_Work instructions_. Using the records that follow, copy every line containing the word "Depreciation".

_Source data_.
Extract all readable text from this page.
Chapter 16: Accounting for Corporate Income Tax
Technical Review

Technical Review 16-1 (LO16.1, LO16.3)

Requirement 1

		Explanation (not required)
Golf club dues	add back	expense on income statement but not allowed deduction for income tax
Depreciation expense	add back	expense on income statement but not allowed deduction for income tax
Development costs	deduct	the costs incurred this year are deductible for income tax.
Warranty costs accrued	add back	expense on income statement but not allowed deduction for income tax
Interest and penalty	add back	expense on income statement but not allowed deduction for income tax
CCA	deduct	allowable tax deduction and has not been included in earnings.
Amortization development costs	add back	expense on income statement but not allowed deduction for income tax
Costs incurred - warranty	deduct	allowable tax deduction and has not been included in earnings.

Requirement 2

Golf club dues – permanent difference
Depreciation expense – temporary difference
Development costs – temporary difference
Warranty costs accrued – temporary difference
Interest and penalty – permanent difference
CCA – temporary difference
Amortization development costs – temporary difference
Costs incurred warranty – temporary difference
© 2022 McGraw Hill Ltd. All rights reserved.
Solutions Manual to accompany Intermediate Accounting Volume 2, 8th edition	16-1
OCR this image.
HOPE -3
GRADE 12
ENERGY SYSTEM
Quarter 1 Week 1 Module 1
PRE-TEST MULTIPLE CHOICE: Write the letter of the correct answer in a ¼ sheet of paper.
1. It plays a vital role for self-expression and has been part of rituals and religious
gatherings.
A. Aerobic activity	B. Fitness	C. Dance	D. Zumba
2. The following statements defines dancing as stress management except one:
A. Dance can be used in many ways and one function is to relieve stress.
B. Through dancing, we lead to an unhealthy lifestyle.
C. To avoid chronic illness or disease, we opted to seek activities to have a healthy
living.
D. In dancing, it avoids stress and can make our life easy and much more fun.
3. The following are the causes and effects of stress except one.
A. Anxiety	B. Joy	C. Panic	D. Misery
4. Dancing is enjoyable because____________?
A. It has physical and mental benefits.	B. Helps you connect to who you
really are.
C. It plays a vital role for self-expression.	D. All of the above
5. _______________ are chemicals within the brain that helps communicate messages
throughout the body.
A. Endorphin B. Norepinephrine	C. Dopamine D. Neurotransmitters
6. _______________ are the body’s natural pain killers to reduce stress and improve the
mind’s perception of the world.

* * *

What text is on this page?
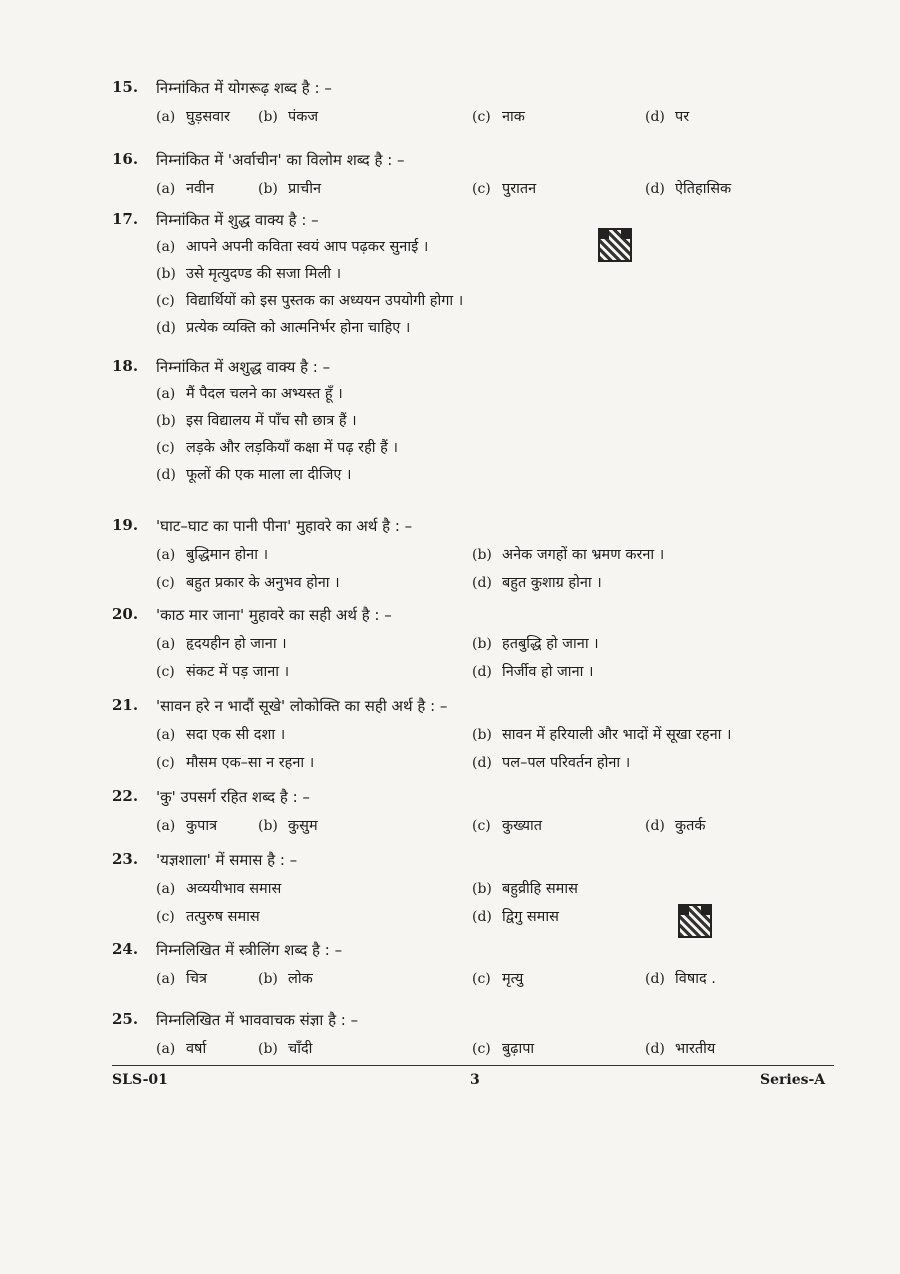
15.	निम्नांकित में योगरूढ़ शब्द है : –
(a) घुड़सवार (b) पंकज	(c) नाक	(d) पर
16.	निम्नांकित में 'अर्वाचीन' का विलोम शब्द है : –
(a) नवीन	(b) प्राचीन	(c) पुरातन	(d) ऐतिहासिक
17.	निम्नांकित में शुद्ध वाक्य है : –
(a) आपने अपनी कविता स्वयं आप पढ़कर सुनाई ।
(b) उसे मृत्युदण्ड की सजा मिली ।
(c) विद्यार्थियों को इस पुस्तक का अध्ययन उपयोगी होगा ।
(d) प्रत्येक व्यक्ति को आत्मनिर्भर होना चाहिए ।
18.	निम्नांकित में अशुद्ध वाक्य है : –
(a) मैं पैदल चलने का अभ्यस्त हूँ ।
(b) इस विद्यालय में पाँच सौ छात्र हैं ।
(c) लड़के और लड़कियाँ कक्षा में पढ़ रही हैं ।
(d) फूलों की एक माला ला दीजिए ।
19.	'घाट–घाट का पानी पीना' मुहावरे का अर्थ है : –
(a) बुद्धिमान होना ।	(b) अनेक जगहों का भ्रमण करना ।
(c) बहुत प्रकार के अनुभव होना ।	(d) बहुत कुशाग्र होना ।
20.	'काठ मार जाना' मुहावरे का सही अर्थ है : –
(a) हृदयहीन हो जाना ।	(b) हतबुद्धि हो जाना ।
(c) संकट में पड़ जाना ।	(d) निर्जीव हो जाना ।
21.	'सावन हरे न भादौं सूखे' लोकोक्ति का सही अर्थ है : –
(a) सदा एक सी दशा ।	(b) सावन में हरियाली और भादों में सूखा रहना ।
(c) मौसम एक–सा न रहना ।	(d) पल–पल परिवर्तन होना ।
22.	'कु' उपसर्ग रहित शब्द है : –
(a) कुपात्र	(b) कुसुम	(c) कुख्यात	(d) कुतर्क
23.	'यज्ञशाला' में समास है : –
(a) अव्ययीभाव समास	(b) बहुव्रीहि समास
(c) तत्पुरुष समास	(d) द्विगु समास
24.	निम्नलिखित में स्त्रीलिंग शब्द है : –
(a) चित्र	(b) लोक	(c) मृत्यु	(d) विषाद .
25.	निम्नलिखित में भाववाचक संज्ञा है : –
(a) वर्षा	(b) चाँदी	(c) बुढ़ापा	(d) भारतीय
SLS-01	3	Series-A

_Task output_.
Depreciation expense	add back	expense on income statement but not allowed deduction for income tax
Depreciation expense – temporary difference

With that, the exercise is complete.